DATA FOR THIS TASK –
▬▬▬▬▬▬

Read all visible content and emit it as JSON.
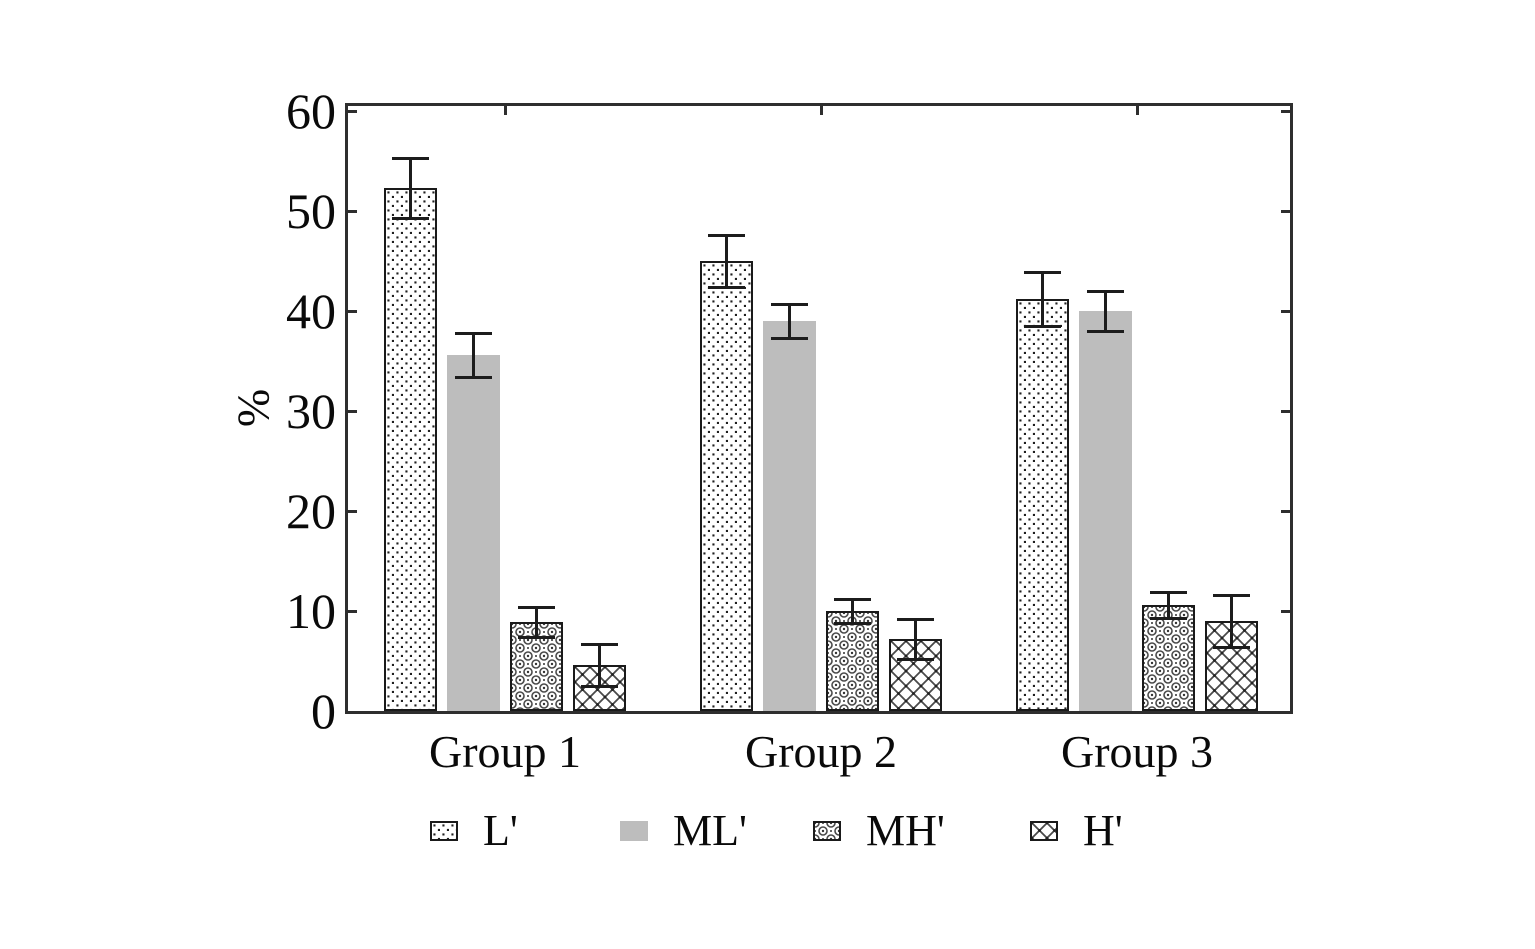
{
  "page": {
    "background": "#ffffff"
  },
  "style": {
    "frame_color": "#2e2e2e",
    "bar_border_color": "#1a1a1a",
    "solid_gray_fill": "#bdbdbd",
    "pattern_ink": "#4a4a4a",
    "dots_ink": "#1f1f1f",
    "error_bar_color": "#1c1c1c",
    "text_color": "#0a0a0a"
  },
  "chart_data": {
    "type": "bar",
    "title": "",
    "xlabel": "",
    "ylabel": "%",
    "categories": [
      "Group 1",
      "Group 2",
      "Group 3"
    ],
    "series": [
      {
        "name": "L'",
        "pattern": "dots",
        "values": [
          52.3,
          45.0,
          41.2
        ],
        "errors": [
          3.0,
          2.6,
          2.7
        ]
      },
      {
        "name": "ML'",
        "pattern": "solid",
        "values": [
          35.6,
          39.0,
          40.0
        ],
        "errors": [
          2.2,
          1.7,
          2.0
        ]
      },
      {
        "name": "MH'",
        "pattern": "ornament",
        "values": [
          8.9,
          10.0,
          10.6
        ],
        "errors": [
          1.5,
          1.2,
          1.3
        ]
      },
      {
        "name": "H'",
        "pattern": "crosshatch",
        "values": [
          4.6,
          7.2,
          9.0
        ],
        "errors": [
          2.1,
          2.0,
          2.6
        ]
      }
    ],
    "error_bars": true,
    "yticks": [
      0,
      10,
      20,
      30,
      40,
      50,
      60
    ],
    "ylim": [
      0,
      61
    ],
    "grid": false,
    "legend_position": "bottom"
  }
}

▬▬▬▬▬▬

THE TASK – Reproduce the data verbatim. Do not carry any picture into the copy.

EXERCISE RESPONSE –
Read all visible content and emit it as JSON.
{
  "page": {
    "background": "#ffffff"
  },
  "style": {
    "frame_color": "#2e2e2e",
    "bar_border_color": "#1a1a1a",
    "solid_gray_fill": "#bdbdbd",
    "pattern_ink": "#4a4a4a",
    "dots_ink": "#1f1f1f",
    "error_bar_color": "#1c1c1c",
    "text_color": "#0a0a0a"
  },
  "chart_data": {
    "type": "bar",
    "title": "",
    "xlabel": "",
    "ylabel": "%",
    "categories": [
      "Group 1",
      "Group 2",
      "Group 3"
    ],
    "series": [
      {
        "name": "L'",
        "pattern": "dots",
        "values": [
          52.3,
          45.0,
          41.2
        ],
        "errors": [
          3.0,
          2.6,
          2.7
        ]
      },
      {
        "name": "ML'",
        "pattern": "solid",
        "values": [
          35.6,
          39.0,
          40.0
        ],
        "errors": [
          2.2,
          1.7,
          2.0
        ]
      },
      {
        "name": "MH'",
        "pattern": "ornament",
        "values": [
          8.9,
          10.0,
          10.6
        ],
        "errors": [
          1.5,
          1.2,
          1.3
        ]
      },
      {
        "name": "H'",
        "pattern": "crosshatch",
        "values": [
          4.6,
          7.2,
          9.0
        ],
        "errors": [
          2.1,
          2.0,
          2.6
        ]
      }
    ],
    "error_bars": true,
    "yticks": [
      0,
      10,
      20,
      30,
      40,
      50,
      60
    ],
    "ylim": [
      0,
      61
    ],
    "grid": false,
    "legend_position": "bottom"
  }
}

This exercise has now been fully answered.